Exercise objective:
Below are some records; give them all again exactly, but not the pictures.

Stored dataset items
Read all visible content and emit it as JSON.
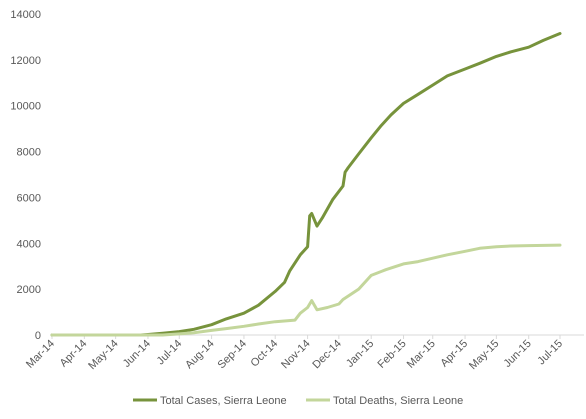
{
  "chart_data": {
    "type": "line",
    "title": "",
    "xlabel": "",
    "ylabel": "",
    "x_ticks": [
      "Mar-14",
      "Apr-14",
      "May-14",
      "Jun-14",
      "Jul-14",
      "Aug-14",
      "Sep-14",
      "Oct-14",
      "Nov-14",
      "Dec-14",
      "Jan-15",
      "Feb-15",
      "Mar-15",
      "Apr-15",
      "May-15",
      "Jun-15",
      "Jul-15"
    ],
    "y_ticks": [
      0,
      2000,
      4000,
      6000,
      8000,
      10000,
      12000,
      14000
    ],
    "ylim": [
      0,
      14000
    ],
    "xlim": [
      "2014-03-01",
      "2015-07-01"
    ],
    "grid": false,
    "legend_position": "bottom",
    "series": [
      {
        "name": "Total Cases, Sierra Leone",
        "color": "#77933c",
        "points": [
          [
            "2014-03-01",
            0
          ],
          [
            "2014-05-25",
            0
          ],
          [
            "2014-06-01",
            20
          ],
          [
            "2014-06-15",
            80
          ],
          [
            "2014-07-01",
            150
          ],
          [
            "2014-07-15",
            250
          ],
          [
            "2014-08-01",
            450
          ],
          [
            "2014-08-15",
            700
          ],
          [
            "2014-09-01",
            950
          ],
          [
            "2014-09-15",
            1300
          ],
          [
            "2014-10-01",
            1900
          ],
          [
            "2014-10-10",
            2300
          ],
          [
            "2014-10-15",
            2800
          ],
          [
            "2014-10-25",
            3500
          ],
          [
            "2014-11-01",
            3850
          ],
          [
            "2014-11-03",
            5200
          ],
          [
            "2014-11-05",
            5300
          ],
          [
            "2014-11-10",
            4750
          ],
          [
            "2014-11-15",
            5100
          ],
          [
            "2014-11-25",
            5900
          ],
          [
            "2014-12-05",
            6500
          ],
          [
            "2014-12-07",
            7100
          ],
          [
            "2014-12-10",
            7300
          ],
          [
            "2014-12-20",
            7900
          ],
          [
            "2015-01-01",
            8600
          ],
          [
            "2015-01-10",
            9100
          ],
          [
            "2015-01-20",
            9600
          ],
          [
            "2015-02-01",
            10100
          ],
          [
            "2015-02-15",
            10500
          ],
          [
            "2015-03-01",
            10900
          ],
          [
            "2015-03-15",
            11300
          ],
          [
            "2015-04-01",
            11600
          ],
          [
            "2015-04-15",
            11850
          ],
          [
            "2015-05-01",
            12150
          ],
          [
            "2015-05-15",
            12350
          ],
          [
            "2015-06-01",
            12550
          ],
          [
            "2015-06-15",
            12850
          ],
          [
            "2015-07-01",
            13150
          ]
        ]
      },
      {
        "name": "Total Deaths, Sierra Leone",
        "color": "#c3d69b",
        "points": [
          [
            "2014-03-01",
            0
          ],
          [
            "2014-06-15",
            0
          ],
          [
            "2014-07-01",
            50
          ],
          [
            "2014-07-15",
            100
          ],
          [
            "2014-08-01",
            200
          ],
          [
            "2014-08-15",
            280
          ],
          [
            "2014-09-01",
            380
          ],
          [
            "2014-09-15",
            480
          ],
          [
            "2014-10-01",
            580
          ],
          [
            "2014-10-20",
            650
          ],
          [
            "2014-10-25",
            950
          ],
          [
            "2014-11-01",
            1200
          ],
          [
            "2014-11-05",
            1500
          ],
          [
            "2014-11-10",
            1100
          ],
          [
            "2014-11-20",
            1200
          ],
          [
            "2014-12-01",
            1350
          ],
          [
            "2014-12-05",
            1550
          ],
          [
            "2014-12-20",
            2000
          ],
          [
            "2015-01-01",
            2600
          ],
          [
            "2015-01-15",
            2850
          ],
          [
            "2015-02-01",
            3100
          ],
          [
            "2015-02-15",
            3200
          ],
          [
            "2015-03-01",
            3350
          ],
          [
            "2015-03-15",
            3500
          ],
          [
            "2015-04-01",
            3650
          ],
          [
            "2015-04-15",
            3780
          ],
          [
            "2015-05-01",
            3850
          ],
          [
            "2015-05-15",
            3880
          ],
          [
            "2015-06-01",
            3900
          ],
          [
            "2015-07-01",
            3920
          ]
        ]
      }
    ]
  }
}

Exercise answer:
Read all visible content and emit it as JSON.
{
  "chart_data": {
    "type": "line",
    "title": "",
    "xlabel": "",
    "ylabel": "",
    "x_ticks": [
      "Mar-14",
      "Apr-14",
      "May-14",
      "Jun-14",
      "Jul-14",
      "Aug-14",
      "Sep-14",
      "Oct-14",
      "Nov-14",
      "Dec-14",
      "Jan-15",
      "Feb-15",
      "Mar-15",
      "Apr-15",
      "May-15",
      "Jun-15",
      "Jul-15"
    ],
    "y_ticks": [
      0,
      2000,
      4000,
      6000,
      8000,
      10000,
      12000,
      14000
    ],
    "ylim": [
      0,
      14000
    ],
    "xlim": [
      "2014-03-01",
      "2015-07-01"
    ],
    "grid": false,
    "legend_position": "bottom",
    "series": [
      {
        "name": "Total Cases, Sierra Leone",
        "color": "#77933c",
        "points": [
          [
            "2014-03-01",
            0
          ],
          [
            "2014-05-25",
            0
          ],
          [
            "2014-06-01",
            20
          ],
          [
            "2014-06-15",
            80
          ],
          [
            "2014-07-01",
            150
          ],
          [
            "2014-07-15",
            250
          ],
          [
            "2014-08-01",
            450
          ],
          [
            "2014-08-15",
            700
          ],
          [
            "2014-09-01",
            950
          ],
          [
            "2014-09-15",
            1300
          ],
          [
            "2014-10-01",
            1900
          ],
          [
            "2014-10-10",
            2300
          ],
          [
            "2014-10-15",
            2800
          ],
          [
            "2014-10-25",
            3500
          ],
          [
            "2014-11-01",
            3850
          ],
          [
            "2014-11-03",
            5200
          ],
          [
            "2014-11-05",
            5300
          ],
          [
            "2014-11-10",
            4750
          ],
          [
            "2014-11-15",
            5100
          ],
          [
            "2014-11-25",
            5900
          ],
          [
            "2014-12-05",
            6500
          ],
          [
            "2014-12-07",
            7100
          ],
          [
            "2014-12-10",
            7300
          ],
          [
            "2014-12-20",
            7900
          ],
          [
            "2015-01-01",
            8600
          ],
          [
            "2015-01-10",
            9100
          ],
          [
            "2015-01-20",
            9600
          ],
          [
            "2015-02-01",
            10100
          ],
          [
            "2015-02-15",
            10500
          ],
          [
            "2015-03-01",
            10900
          ],
          [
            "2015-03-15",
            11300
          ],
          [
            "2015-04-01",
            11600
          ],
          [
            "2015-04-15",
            11850
          ],
          [
            "2015-05-01",
            12150
          ],
          [
            "2015-05-15",
            12350
          ],
          [
            "2015-06-01",
            12550
          ],
          [
            "2015-06-15",
            12850
          ],
          [
            "2015-07-01",
            13150
          ]
        ]
      },
      {
        "name": "Total Deaths, Sierra Leone",
        "color": "#c3d69b",
        "points": [
          [
            "2014-03-01",
            0
          ],
          [
            "2014-06-15",
            0
          ],
          [
            "2014-07-01",
            50
          ],
          [
            "2014-07-15",
            100
          ],
          [
            "2014-08-01",
            200
          ],
          [
            "2014-08-15",
            280
          ],
          [
            "2014-09-01",
            380
          ],
          [
            "2014-09-15",
            480
          ],
          [
            "2014-10-01",
            580
          ],
          [
            "2014-10-20",
            650
          ],
          [
            "2014-10-25",
            950
          ],
          [
            "2014-11-01",
            1200
          ],
          [
            "2014-11-05",
            1500
          ],
          [
            "2014-11-10",
            1100
          ],
          [
            "2014-11-20",
            1200
          ],
          [
            "2014-12-01",
            1350
          ],
          [
            "2014-12-05",
            1550
          ],
          [
            "2014-12-20",
            2000
          ],
          [
            "2015-01-01",
            2600
          ],
          [
            "2015-01-15",
            2850
          ],
          [
            "2015-02-01",
            3100
          ],
          [
            "2015-02-15",
            3200
          ],
          [
            "2015-03-01",
            3350
          ],
          [
            "2015-03-15",
            3500
          ],
          [
            "2015-04-01",
            3650
          ],
          [
            "2015-04-15",
            3780
          ],
          [
            "2015-05-01",
            3850
          ],
          [
            "2015-05-15",
            3880
          ],
          [
            "2015-06-01",
            3900
          ],
          [
            "2015-07-01",
            3920
          ]
        ]
      }
    ]
  }
}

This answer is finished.